Every record below is to be retyped exactly.

+ + +

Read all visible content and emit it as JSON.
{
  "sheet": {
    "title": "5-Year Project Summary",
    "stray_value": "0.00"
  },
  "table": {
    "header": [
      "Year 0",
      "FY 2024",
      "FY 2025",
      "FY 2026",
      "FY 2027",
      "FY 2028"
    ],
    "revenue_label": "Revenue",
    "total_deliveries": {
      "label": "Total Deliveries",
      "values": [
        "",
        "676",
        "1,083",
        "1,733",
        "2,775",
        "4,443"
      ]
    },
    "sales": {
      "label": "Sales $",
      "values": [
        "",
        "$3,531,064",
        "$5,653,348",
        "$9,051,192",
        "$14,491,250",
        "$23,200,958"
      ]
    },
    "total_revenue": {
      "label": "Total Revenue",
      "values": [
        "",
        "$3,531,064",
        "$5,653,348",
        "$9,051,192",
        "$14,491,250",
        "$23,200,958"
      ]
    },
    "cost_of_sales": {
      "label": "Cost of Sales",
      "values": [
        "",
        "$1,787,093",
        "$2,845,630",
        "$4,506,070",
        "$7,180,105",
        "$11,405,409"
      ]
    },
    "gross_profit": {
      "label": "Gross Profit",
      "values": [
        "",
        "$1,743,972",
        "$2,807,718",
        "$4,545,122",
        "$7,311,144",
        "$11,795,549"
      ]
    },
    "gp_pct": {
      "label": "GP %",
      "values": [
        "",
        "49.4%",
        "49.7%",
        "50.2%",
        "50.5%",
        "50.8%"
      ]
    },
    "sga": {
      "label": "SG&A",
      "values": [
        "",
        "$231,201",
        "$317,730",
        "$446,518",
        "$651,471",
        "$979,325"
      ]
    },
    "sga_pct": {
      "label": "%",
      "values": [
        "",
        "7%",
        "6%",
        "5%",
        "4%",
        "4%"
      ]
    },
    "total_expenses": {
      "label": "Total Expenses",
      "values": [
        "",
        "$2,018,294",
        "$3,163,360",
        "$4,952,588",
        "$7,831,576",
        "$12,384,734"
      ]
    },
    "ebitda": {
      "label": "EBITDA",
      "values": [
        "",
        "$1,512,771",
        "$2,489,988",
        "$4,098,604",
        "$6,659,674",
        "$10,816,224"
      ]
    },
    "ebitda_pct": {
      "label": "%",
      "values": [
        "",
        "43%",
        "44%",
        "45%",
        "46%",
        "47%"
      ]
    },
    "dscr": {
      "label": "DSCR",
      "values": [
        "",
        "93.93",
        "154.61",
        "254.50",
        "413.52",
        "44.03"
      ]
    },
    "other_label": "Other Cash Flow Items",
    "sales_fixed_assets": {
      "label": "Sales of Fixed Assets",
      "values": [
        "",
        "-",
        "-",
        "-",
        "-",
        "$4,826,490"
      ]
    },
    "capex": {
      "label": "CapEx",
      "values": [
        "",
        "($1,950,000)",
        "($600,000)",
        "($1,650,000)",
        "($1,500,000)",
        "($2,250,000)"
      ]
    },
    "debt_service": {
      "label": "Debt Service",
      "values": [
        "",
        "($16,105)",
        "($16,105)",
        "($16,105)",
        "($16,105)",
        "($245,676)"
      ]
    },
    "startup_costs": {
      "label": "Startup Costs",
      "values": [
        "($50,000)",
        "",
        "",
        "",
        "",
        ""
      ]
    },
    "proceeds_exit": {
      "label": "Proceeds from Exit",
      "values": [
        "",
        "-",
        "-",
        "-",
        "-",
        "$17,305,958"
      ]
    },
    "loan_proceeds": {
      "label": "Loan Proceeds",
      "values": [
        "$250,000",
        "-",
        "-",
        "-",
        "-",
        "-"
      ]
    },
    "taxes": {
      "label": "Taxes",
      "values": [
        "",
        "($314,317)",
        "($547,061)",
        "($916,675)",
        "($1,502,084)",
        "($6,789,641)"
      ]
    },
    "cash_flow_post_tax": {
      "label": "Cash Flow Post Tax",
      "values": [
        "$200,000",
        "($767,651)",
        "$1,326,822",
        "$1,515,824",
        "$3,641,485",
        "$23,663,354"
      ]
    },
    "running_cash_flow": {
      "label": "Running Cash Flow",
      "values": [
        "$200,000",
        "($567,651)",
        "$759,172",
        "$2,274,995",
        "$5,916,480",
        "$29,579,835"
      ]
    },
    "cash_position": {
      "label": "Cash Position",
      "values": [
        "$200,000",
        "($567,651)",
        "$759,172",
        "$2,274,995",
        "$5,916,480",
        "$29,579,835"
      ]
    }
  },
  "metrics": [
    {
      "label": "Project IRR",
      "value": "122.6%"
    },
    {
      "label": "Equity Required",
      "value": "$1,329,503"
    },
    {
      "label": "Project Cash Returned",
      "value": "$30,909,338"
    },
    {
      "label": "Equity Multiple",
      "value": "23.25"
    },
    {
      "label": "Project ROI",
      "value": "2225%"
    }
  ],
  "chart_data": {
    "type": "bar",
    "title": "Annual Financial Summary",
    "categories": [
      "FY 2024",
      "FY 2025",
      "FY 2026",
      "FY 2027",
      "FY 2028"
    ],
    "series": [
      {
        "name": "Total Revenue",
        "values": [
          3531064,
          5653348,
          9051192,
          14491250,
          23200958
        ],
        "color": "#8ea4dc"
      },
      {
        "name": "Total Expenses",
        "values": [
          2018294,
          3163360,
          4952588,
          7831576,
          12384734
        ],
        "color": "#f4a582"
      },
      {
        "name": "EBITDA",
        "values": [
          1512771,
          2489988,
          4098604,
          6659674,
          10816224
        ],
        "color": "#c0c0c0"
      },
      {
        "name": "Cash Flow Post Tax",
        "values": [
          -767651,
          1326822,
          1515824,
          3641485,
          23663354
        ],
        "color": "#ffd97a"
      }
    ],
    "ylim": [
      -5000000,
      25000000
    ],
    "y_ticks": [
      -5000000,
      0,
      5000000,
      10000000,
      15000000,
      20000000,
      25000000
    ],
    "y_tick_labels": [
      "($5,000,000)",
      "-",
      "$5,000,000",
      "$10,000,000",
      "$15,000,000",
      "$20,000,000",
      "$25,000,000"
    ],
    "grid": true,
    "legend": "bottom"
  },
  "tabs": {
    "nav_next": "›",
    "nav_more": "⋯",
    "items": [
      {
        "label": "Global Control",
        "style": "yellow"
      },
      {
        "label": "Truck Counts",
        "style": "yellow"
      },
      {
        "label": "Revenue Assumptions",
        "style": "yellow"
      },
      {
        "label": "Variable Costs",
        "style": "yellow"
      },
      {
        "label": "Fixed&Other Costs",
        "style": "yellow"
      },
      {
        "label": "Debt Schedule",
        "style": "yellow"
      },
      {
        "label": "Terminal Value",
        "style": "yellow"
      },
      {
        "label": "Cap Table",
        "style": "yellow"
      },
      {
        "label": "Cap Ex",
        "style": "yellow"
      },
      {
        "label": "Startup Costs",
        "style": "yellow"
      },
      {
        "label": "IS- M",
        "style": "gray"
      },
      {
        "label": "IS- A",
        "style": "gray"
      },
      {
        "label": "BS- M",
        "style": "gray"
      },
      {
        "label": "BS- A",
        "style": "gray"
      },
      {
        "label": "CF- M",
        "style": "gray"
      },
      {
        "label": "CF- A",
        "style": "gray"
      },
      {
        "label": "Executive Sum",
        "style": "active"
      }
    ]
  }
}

+ + +

## Exercise answer
Read all visible content and emit it as JSON.
{
  "sheet": {
    "title": "5-Year Project Summary",
    "stray_value": "0.00"
  },
  "table": {
    "header": [
      "Year 0",
      "FY 2024",
      "FY 2025",
      "FY 2026",
      "FY 2027",
      "FY 2028"
    ],
    "revenue_label": "Revenue",
    "total_deliveries": {
      "label": "Total Deliveries",
      "values": [
        "",
        "676",
        "1,083",
        "1,733",
        "2,775",
        "4,443"
      ]
    },
    "sales": {
      "label": "Sales $",
      "values": [
        "",
        "$3,531,064",
        "$5,653,348",
        "$9,051,192",
        "$14,491,250",
        "$23,200,958"
      ]
    },
    "total_revenue": {
      "label": "Total Revenue",
      "values": [
        "",
        "$3,531,064",
        "$5,653,348",
        "$9,051,192",
        "$14,491,250",
        "$23,200,958"
      ]
    },
    "cost_of_sales": {
      "label": "Cost of Sales",
      "values": [
        "",
        "$1,787,093",
        "$2,845,630",
        "$4,506,070",
        "$7,180,105",
        "$11,405,409"
      ]
    },
    "gross_profit": {
      "label": "Gross Profit",
      "values": [
        "",
        "$1,743,972",
        "$2,807,718",
        "$4,545,122",
        "$7,311,144",
        "$11,795,549"
      ]
    },
    "gp_pct": {
      "label": "GP %",
      "values": [
        "",
        "49.4%",
        "49.7%",
        "50.2%",
        "50.5%",
        "50.8%"
      ]
    },
    "sga": {
      "label": "SG&A",
      "values": [
        "",
        "$231,201",
        "$317,730",
        "$446,518",
        "$651,471",
        "$979,325"
      ]
    },
    "sga_pct": {
      "label": "%",
      "values": [
        "",
        "7%",
        "6%",
        "5%",
        "4%",
        "4%"
      ]
    },
    "total_expenses": {
      "label": "Total Expenses",
      "values": [
        "",
        "$2,018,294",
        "$3,163,360",
        "$4,952,588",
        "$7,831,576",
        "$12,384,734"
      ]
    },
    "ebitda": {
      "label": "EBITDA",
      "values": [
        "",
        "$1,512,771",
        "$2,489,988",
        "$4,098,604",
        "$6,659,674",
        "$10,816,224"
      ]
    },
    "ebitda_pct": {
      "label": "%",
      "values": [
        "",
        "43%",
        "44%",
        "45%",
        "46%",
        "47%"
      ]
    },
    "dscr": {
      "label": "DSCR",
      "values": [
        "",
        "93.93",
        "154.61",
        "254.50",
        "413.52",
        "44.03"
      ]
    },
    "other_label": "Other Cash Flow Items",
    "sales_fixed_assets": {
      "label": "Sales of Fixed Assets",
      "values": [
        "",
        "-",
        "-",
        "-",
        "-",
        "$4,826,490"
      ]
    },
    "capex": {
      "label": "CapEx",
      "values": [
        "",
        "($1,950,000)",
        "($600,000)",
        "($1,650,000)",
        "($1,500,000)",
        "($2,250,000)"
      ]
    },
    "debt_service": {
      "label": "Debt Service",
      "values": [
        "",
        "($16,105)",
        "($16,105)",
        "($16,105)",
        "($16,105)",
        "($245,676)"
      ]
    },
    "startup_costs": {
      "label": "Startup Costs",
      "values": [
        "($50,000)",
        "",
        "",
        "",
        "",
        ""
      ]
    },
    "proceeds_exit": {
      "label": "Proceeds from Exit",
      "values": [
        "",
        "-",
        "-",
        "-",
        "-",
        "$17,305,958"
      ]
    },
    "loan_proceeds": {
      "label": "Loan Proceeds",
      "values": [
        "$250,000",
        "-",
        "-",
        "-",
        "-",
        "-"
      ]
    },
    "taxes": {
      "label": "Taxes",
      "values": [
        "",
        "($314,317)",
        "($547,061)",
        "($916,675)",
        "($1,502,084)",
        "($6,789,641)"
      ]
    },
    "cash_flow_post_tax": {
      "label": "Cash Flow Post Tax",
      "values": [
        "$200,000",
        "($767,651)",
        "$1,326,822",
        "$1,515,824",
        "$3,641,485",
        "$23,663,354"
      ]
    },
    "running_cash_flow": {
      "label": "Running Cash Flow",
      "values": [
        "$200,000",
        "($567,651)",
        "$759,172",
        "$2,274,995",
        "$5,916,480",
        "$29,579,835"
      ]
    },
    "cash_position": {
      "label": "Cash Position",
      "values": [
        "$200,000",
        "($567,651)",
        "$759,172",
        "$2,274,995",
        "$5,916,480",
        "$29,579,835"
      ]
    }
  },
  "metrics": [
    {
      "label": "Project IRR",
      "value": "122.6%"
    },
    {
      "label": "Equity Required",
      "value": "$1,329,503"
    },
    {
      "label": "Project Cash Returned",
      "value": "$30,909,338"
    },
    {
      "label": "Equity Multiple",
      "value": "23.25"
    },
    {
      "label": "Project ROI",
      "value": "2225%"
    }
  ],
  "chart_data": {
    "type": "bar",
    "title": "Annual Financial Summary",
    "categories": [
      "FY 2024",
      "FY 2025",
      "FY 2026",
      "FY 2027",
      "FY 2028"
    ],
    "series": [
      {
        "name": "Total Revenue",
        "values": [
          3531064,
          5653348,
          9051192,
          14491250,
          23200958
        ],
        "color": "#8ea4dc"
      },
      {
        "name": "Total Expenses",
        "values": [
          2018294,
          3163360,
          4952588,
          7831576,
          12384734
        ],
        "color": "#f4a582"
      },
      {
        "name": "EBITDA",
        "values": [
          1512771,
          2489988,
          4098604,
          6659674,
          10816224
        ],
        "color": "#c0c0c0"
      },
      {
        "name": "Cash Flow Post Tax",
        "values": [
          -767651,
          1326822,
          1515824,
          3641485,
          23663354
        ],
        "color": "#ffd97a"
      }
    ],
    "ylim": [
      -5000000,
      25000000
    ],
    "y_ticks": [
      -5000000,
      0,
      5000000,
      10000000,
      15000000,
      20000000,
      25000000
    ],
    "y_tick_labels": [
      "($5,000,000)",
      "-",
      "$5,000,000",
      "$10,000,000",
      "$15,000,000",
      "$20,000,000",
      "$25,000,000"
    ],
    "grid": true,
    "legend": "bottom"
  },
  "tabs": {
    "nav_next": "›",
    "nav_more": "⋯",
    "items": [
      {
        "label": "Global Control",
        "style": "yellow"
      },
      {
        "label": "Truck Counts",
        "style": "yellow"
      },
      {
        "label": "Revenue Assumptions",
        "style": "yellow"
      },
      {
        "label": "Variable Costs",
        "style": "yellow"
      },
      {
        "label": "Fixed&Other Costs",
        "style": "yellow"
      },
      {
        "label": "Debt Schedule",
        "style": "yellow"
      },
      {
        "label": "Terminal Value",
        "style": "yellow"
      },
      {
        "label": "Cap Table",
        "style": "yellow"
      },
      {
        "label": "Cap Ex",
        "style": "yellow"
      },
      {
        "label": "Startup Costs",
        "style": "yellow"
      },
      {
        "label": "IS- M",
        "style": "gray"
      },
      {
        "label": "IS- A",
        "style": "gray"
      },
      {
        "label": "BS- M",
        "style": "gray"
      },
      {
        "label": "BS- A",
        "style": "gray"
      },
      {
        "label": "CF- M",
        "style": "gray"
      },
      {
        "label": "CF- A",
        "style": "gray"
      },
      {
        "label": "Executive Sum",
        "style": "active"
      }
    ]
  }
}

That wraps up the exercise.